Figure dataset records
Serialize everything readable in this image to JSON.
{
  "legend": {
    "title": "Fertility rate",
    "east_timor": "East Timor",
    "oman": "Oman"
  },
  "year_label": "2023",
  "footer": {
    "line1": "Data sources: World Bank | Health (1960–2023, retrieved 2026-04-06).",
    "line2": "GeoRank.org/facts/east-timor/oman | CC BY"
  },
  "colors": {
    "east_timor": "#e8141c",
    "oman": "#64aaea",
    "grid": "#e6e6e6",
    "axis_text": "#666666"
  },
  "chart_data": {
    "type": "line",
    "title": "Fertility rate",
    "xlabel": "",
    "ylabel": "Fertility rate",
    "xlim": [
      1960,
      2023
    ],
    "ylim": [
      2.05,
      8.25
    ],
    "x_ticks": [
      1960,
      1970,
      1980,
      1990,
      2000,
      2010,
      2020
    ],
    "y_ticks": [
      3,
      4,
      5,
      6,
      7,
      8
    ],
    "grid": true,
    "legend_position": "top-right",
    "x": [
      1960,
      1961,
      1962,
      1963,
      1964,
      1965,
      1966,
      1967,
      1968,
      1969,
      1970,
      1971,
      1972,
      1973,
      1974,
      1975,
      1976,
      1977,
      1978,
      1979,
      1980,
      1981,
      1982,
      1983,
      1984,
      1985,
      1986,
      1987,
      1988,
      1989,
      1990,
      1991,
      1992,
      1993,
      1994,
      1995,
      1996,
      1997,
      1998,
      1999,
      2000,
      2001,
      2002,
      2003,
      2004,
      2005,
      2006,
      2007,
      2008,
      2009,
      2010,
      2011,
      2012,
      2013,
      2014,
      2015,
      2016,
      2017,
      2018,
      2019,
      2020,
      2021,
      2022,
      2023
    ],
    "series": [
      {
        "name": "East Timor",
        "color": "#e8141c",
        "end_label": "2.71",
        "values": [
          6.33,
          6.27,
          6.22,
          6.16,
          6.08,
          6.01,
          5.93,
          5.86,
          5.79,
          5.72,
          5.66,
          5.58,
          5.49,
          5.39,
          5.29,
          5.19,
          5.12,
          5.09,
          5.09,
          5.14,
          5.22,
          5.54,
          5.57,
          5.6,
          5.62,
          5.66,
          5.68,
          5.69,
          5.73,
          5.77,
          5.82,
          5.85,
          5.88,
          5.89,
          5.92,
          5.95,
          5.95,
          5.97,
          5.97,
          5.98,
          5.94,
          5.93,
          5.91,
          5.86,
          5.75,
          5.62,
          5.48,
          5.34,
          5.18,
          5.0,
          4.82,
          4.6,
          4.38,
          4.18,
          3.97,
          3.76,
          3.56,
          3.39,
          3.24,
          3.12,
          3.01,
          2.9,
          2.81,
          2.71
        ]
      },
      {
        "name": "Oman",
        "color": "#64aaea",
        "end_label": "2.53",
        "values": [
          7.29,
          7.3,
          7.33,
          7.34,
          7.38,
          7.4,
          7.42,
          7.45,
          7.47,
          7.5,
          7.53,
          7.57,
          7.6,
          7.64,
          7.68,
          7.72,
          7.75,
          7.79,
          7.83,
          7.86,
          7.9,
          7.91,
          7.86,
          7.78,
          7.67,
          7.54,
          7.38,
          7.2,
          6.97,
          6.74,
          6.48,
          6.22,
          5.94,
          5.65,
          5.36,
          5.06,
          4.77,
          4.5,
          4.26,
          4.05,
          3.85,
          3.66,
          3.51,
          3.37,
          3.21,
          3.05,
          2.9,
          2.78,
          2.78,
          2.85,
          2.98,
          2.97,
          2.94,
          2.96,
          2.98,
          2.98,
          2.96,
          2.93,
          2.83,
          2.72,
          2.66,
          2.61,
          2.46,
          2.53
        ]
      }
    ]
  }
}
--
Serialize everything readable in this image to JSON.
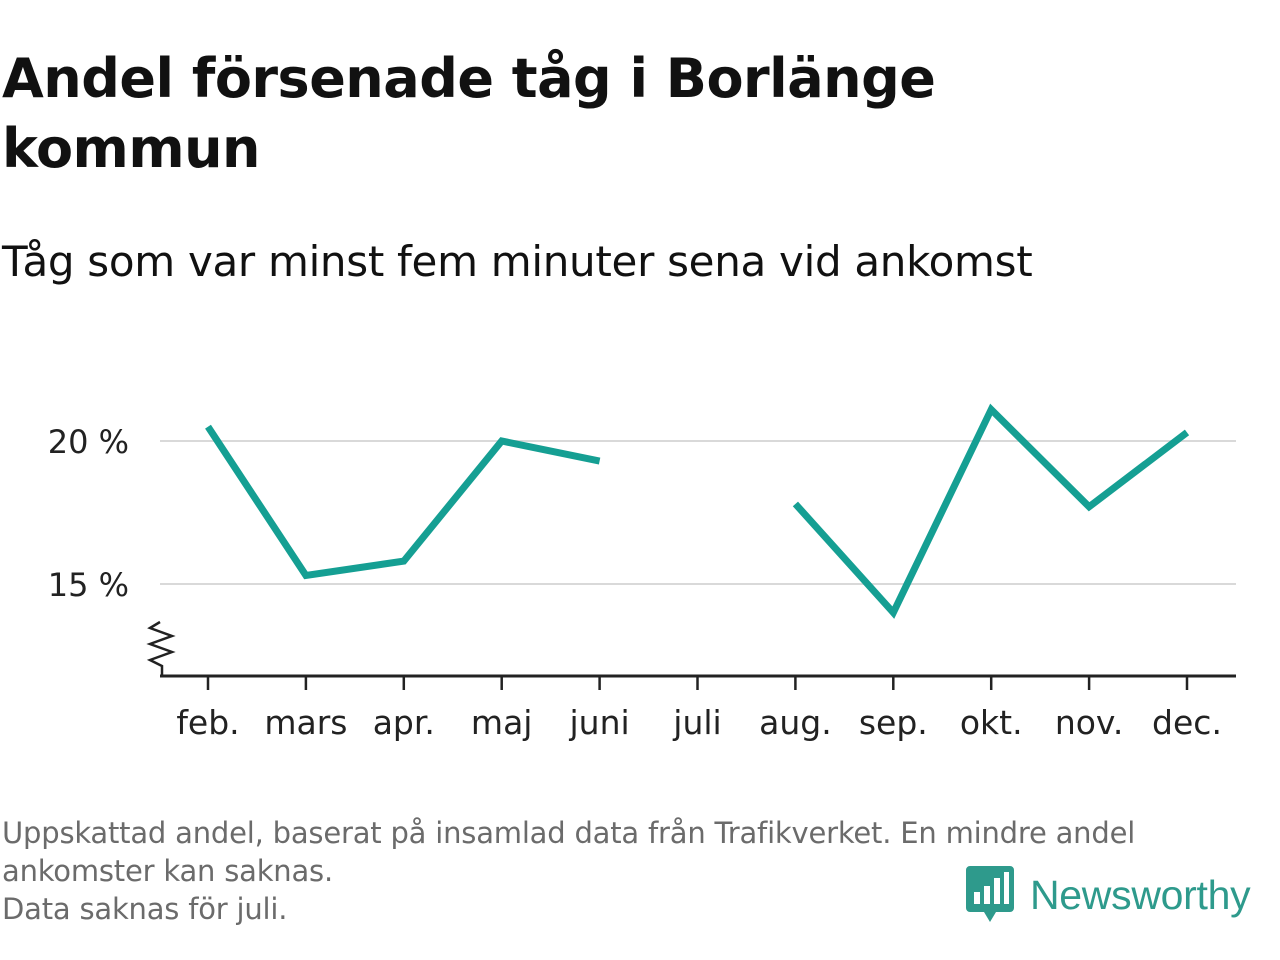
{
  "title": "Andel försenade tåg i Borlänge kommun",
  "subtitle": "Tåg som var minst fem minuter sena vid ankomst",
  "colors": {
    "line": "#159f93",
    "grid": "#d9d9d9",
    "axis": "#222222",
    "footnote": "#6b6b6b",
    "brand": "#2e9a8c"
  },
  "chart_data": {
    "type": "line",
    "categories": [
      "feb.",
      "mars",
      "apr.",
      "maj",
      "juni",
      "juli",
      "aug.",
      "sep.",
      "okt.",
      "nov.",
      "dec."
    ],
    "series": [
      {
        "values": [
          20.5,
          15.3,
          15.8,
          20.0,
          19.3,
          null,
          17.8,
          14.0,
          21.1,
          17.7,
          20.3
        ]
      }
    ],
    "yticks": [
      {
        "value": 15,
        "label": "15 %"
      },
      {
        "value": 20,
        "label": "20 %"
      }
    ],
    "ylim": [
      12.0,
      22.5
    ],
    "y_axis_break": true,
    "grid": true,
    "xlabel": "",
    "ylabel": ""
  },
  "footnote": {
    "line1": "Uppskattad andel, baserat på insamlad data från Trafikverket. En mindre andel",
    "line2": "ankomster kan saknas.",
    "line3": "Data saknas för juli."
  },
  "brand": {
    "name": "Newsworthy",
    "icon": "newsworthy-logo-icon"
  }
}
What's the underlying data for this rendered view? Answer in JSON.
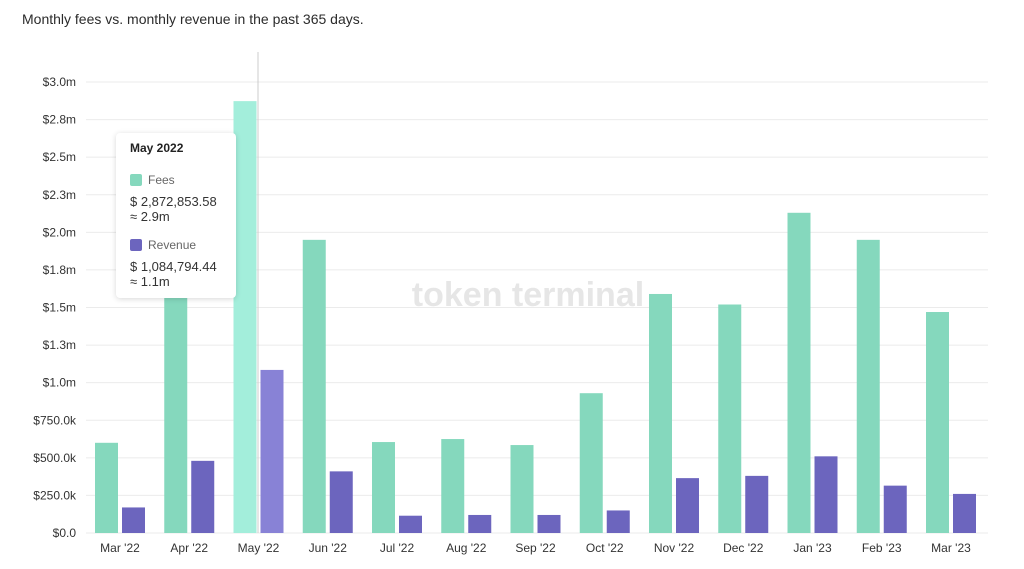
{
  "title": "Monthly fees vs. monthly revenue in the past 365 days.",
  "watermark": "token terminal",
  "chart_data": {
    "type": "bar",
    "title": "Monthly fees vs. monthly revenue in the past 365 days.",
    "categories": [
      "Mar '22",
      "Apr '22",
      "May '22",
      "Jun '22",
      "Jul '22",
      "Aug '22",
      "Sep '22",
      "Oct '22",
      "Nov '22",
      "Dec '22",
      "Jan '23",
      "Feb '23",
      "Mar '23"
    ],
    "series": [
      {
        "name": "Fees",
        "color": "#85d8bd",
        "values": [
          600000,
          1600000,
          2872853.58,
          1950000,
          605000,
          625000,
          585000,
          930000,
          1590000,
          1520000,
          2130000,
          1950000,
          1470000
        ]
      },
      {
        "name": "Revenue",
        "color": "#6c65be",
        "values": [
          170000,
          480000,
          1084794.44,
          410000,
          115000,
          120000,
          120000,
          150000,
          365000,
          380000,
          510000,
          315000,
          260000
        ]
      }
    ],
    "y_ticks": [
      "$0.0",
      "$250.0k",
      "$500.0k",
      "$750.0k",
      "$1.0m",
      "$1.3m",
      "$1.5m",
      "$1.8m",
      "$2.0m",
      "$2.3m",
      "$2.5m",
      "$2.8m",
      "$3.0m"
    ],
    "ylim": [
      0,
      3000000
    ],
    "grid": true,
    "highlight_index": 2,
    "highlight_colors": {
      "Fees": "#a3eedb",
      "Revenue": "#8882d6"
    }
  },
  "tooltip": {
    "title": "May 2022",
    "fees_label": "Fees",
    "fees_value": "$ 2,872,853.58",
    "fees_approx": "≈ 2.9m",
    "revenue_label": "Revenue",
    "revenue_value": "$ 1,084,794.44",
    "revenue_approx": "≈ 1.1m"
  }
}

→ Challenge
Your task is to list each line of the records with the word "monthly".

→ The reply
  "title": "Monthly fees vs. monthly revenue in the past 365 days.",
    "title": "Monthly fees vs. monthly revenue in the past 365 days.",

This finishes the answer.